• _Stated task_
Rewrite the items below, replacing "Produce Payments" with "Issue Payments" wherever it appears and keeping everything else the same. Leave out the pictures.

• _Supplied information_
** start **
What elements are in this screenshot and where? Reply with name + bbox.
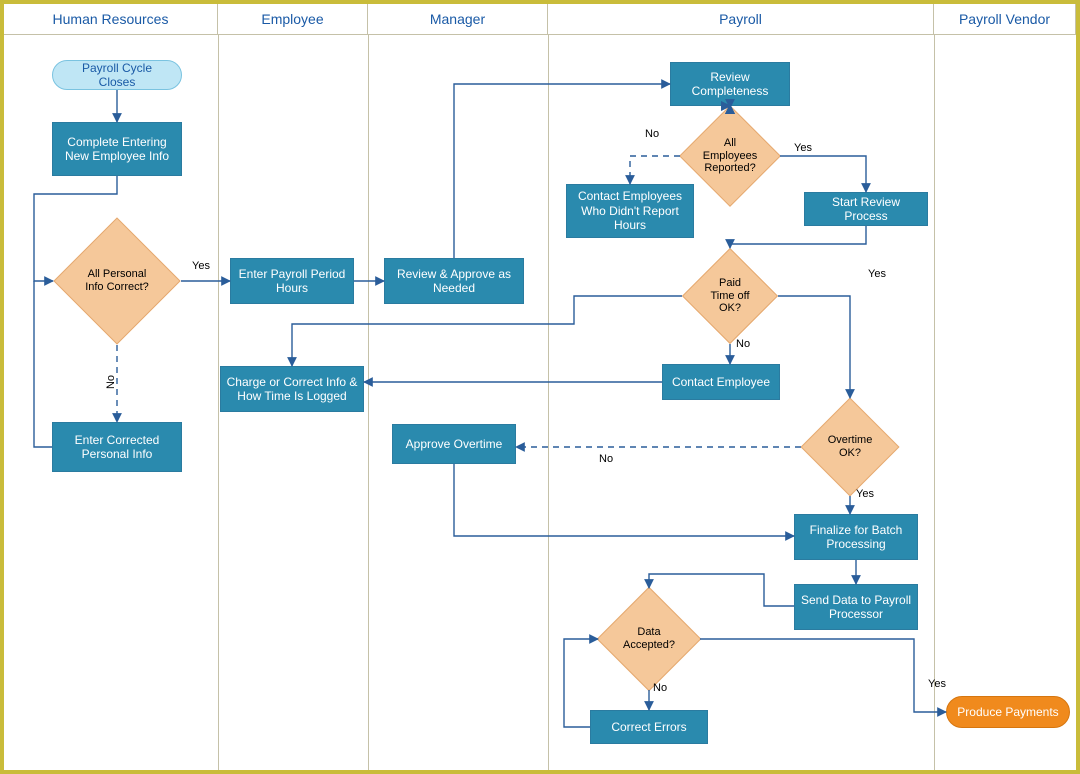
decision-overtime-ok: Overtime OK? xyxy=(815,412,885,482)
label-yes: Yes xyxy=(192,260,210,272)
lane-separator-4 xyxy=(934,34,935,770)
process-complete-new-employee-info: Complete Entering New Employee Info xyxy=(52,122,182,176)
decision-pto-ok: Paid Time off OK? xyxy=(696,262,764,330)
diagram-arrows xyxy=(4,4,1076,770)
label-no: No xyxy=(599,453,613,465)
start-payroll-cycle-closes: Payroll Cycle Closes xyxy=(52,60,182,90)
decision-all-employees-reported: All Employees Reported? xyxy=(694,120,766,192)
decision-label: Paid Time off OK? xyxy=(696,262,764,330)
process-charge-correct-info: Charge or Correct Info & How Time Is Log… xyxy=(220,366,364,412)
label-no: No xyxy=(736,338,750,350)
process-enter-payroll-hours: Enter Payroll Period Hours xyxy=(230,258,354,304)
decision-label: All Employees Reported? xyxy=(694,120,766,192)
process-enter-corrected-info: Enter Corrected Personal Info xyxy=(52,422,182,472)
lane-header-hr: Human Resources xyxy=(4,4,218,34)
process-approve-overtime: Approve Overtime xyxy=(392,424,516,464)
lane-header-manager: Manager xyxy=(368,4,548,34)
lane-header-employee: Employee xyxy=(218,4,368,34)
flow-arrows xyxy=(4,4,1076,770)
connectors xyxy=(4,4,1076,770)
lane-header-underline xyxy=(4,34,1076,35)
decision-label: Overtime OK? xyxy=(815,412,885,482)
label-no: No xyxy=(645,128,659,140)
process-correct-errors: Correct Errors xyxy=(590,710,708,744)
lane-header-vendor: Payroll Vendor xyxy=(934,4,1076,34)
label-no: No xyxy=(105,375,117,389)
process-review-completeness: Review Completeness xyxy=(670,62,790,106)
decision-all-personal-info-correct: All Personal Info Correct? xyxy=(72,236,162,326)
process-start-review: Start Review Process xyxy=(804,192,928,226)
label-no: No xyxy=(653,682,667,694)
process-send-to-processor: Send Data to Payroll Processor xyxy=(794,584,918,630)
process-finalize-batch: Finalize for Batch Processing xyxy=(794,514,918,560)
decision-label: All Personal Info Correct? xyxy=(72,236,162,326)
label-yes: Yes xyxy=(794,142,812,154)
process-contact-employee: Contact Employee xyxy=(662,364,780,400)
end-produce-payments: Produce Payments xyxy=(946,696,1070,728)
lane-separator-2 xyxy=(368,34,369,770)
edges-final xyxy=(4,4,1076,770)
flow-connectors xyxy=(4,4,1076,770)
process-contact-nonreporting: Contact Employees Who Didn't Report Hour… xyxy=(566,184,694,238)
label-yes: Yes xyxy=(868,268,886,280)
lane-separator-3 xyxy=(548,34,549,770)
label-yes: Yes xyxy=(928,678,946,690)
lane-header-payroll: Payroll xyxy=(548,4,934,34)
lane-separator-1 xyxy=(218,34,219,770)
decision-data-accepted: Data Accepted? xyxy=(612,602,686,676)
connector-layer xyxy=(4,4,1076,770)
decision-label: Data Accepted? xyxy=(612,602,686,676)
connector-layer-2 xyxy=(4,4,1076,770)
swimlane-flowchart: Human Resources Employee Manager Payroll… xyxy=(0,0,1080,774)
process-review-approve: Review & Approve as Needed xyxy=(384,258,524,304)
arrows xyxy=(4,4,1076,770)
label-yes: Yes xyxy=(856,488,874,500)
** end **
• _Task answer_
What elements are in this screenshot and where? Reply with name + bbox.
decision-overtime-ok: Overtime OK? xyxy=(815,412,885,482)
label-yes: Yes xyxy=(192,260,210,272)
lane-separator-4 xyxy=(934,34,935,770)
process-complete-new-employee-info: Complete Entering New Employee Info xyxy=(52,122,182,176)
decision-pto-ok: Paid Time off OK? xyxy=(696,262,764,330)
diagram-arrows xyxy=(4,4,1076,770)
label-no: No xyxy=(599,453,613,465)
start-payroll-cycle-closes: Payroll Cycle Closes xyxy=(52,60,182,90)
decision-all-employees-reported: All Employees Reported? xyxy=(694,120,766,192)
decision-label: Paid Time off OK? xyxy=(696,262,764,330)
process-charge-correct-info: Charge or Correct Info & How Time Is Log… xyxy=(220,366,364,412)
label-no: No xyxy=(736,338,750,350)
process-enter-payroll-hours: Enter Payroll Period Hours xyxy=(230,258,354,304)
decision-label: All Employees Reported? xyxy=(694,120,766,192)
process-enter-corrected-info: Enter Corrected Personal Info xyxy=(52,422,182,472)
lane-header-hr: Human Resources xyxy=(4,4,218,34)
process-approve-overtime: Approve Overtime xyxy=(392,424,516,464)
lane-header-manager: Manager xyxy=(368,4,548,34)
lane-header-employee: Employee xyxy=(218,4,368,34)
flow-arrows xyxy=(4,4,1076,770)
connectors xyxy=(4,4,1076,770)
lane-header-underline xyxy=(4,34,1076,35)
decision-label: Overtime OK? xyxy=(815,412,885,482)
label-no: No xyxy=(645,128,659,140)
process-correct-errors: Correct Errors xyxy=(590,710,708,744)
lane-header-vendor: Payroll Vendor xyxy=(934,4,1076,34)
label-no: No xyxy=(105,375,117,389)
process-review-completeness: Review Completeness xyxy=(670,62,790,106)
decision-all-personal-info-correct: All Personal Info Correct? xyxy=(72,236,162,326)
process-start-review: Start Review Process xyxy=(804,192,928,226)
label-no: No xyxy=(653,682,667,694)
process-send-to-processor: Send Data to Payroll Processor xyxy=(794,584,918,630)
process-finalize-batch: Finalize for Batch Processing xyxy=(794,514,918,560)
decision-label: All Personal Info Correct? xyxy=(72,236,162,326)
label-yes: Yes xyxy=(794,142,812,154)
process-contact-employee: Contact Employee xyxy=(662,364,780,400)
end-produce-payments: Issue Payments xyxy=(946,696,1070,728)
lane-separator-2 xyxy=(368,34,369,770)
edges-final xyxy=(4,4,1076,770)
flow-connectors xyxy=(4,4,1076,770)
process-contact-nonreporting: Contact Employees Who Didn't Report Hour… xyxy=(566,184,694,238)
label-yes: Yes xyxy=(868,268,886,280)
lane-separator-3 xyxy=(548,34,549,770)
label-yes: Yes xyxy=(928,678,946,690)
lane-header-payroll: Payroll xyxy=(548,4,934,34)
lane-separator-1 xyxy=(218,34,219,770)
decision-data-accepted: Data Accepted? xyxy=(612,602,686,676)
connector-layer xyxy=(4,4,1076,770)
decision-label: Data Accepted? xyxy=(612,602,686,676)
connector-layer-2 xyxy=(4,4,1076,770)
swimlane-flowchart: Human Resources Employee Manager Payroll… xyxy=(0,0,1080,774)
process-review-approve: Review & Approve as Needed xyxy=(384,258,524,304)
arrows xyxy=(4,4,1076,770)
label-yes: Yes xyxy=(856,488,874,500)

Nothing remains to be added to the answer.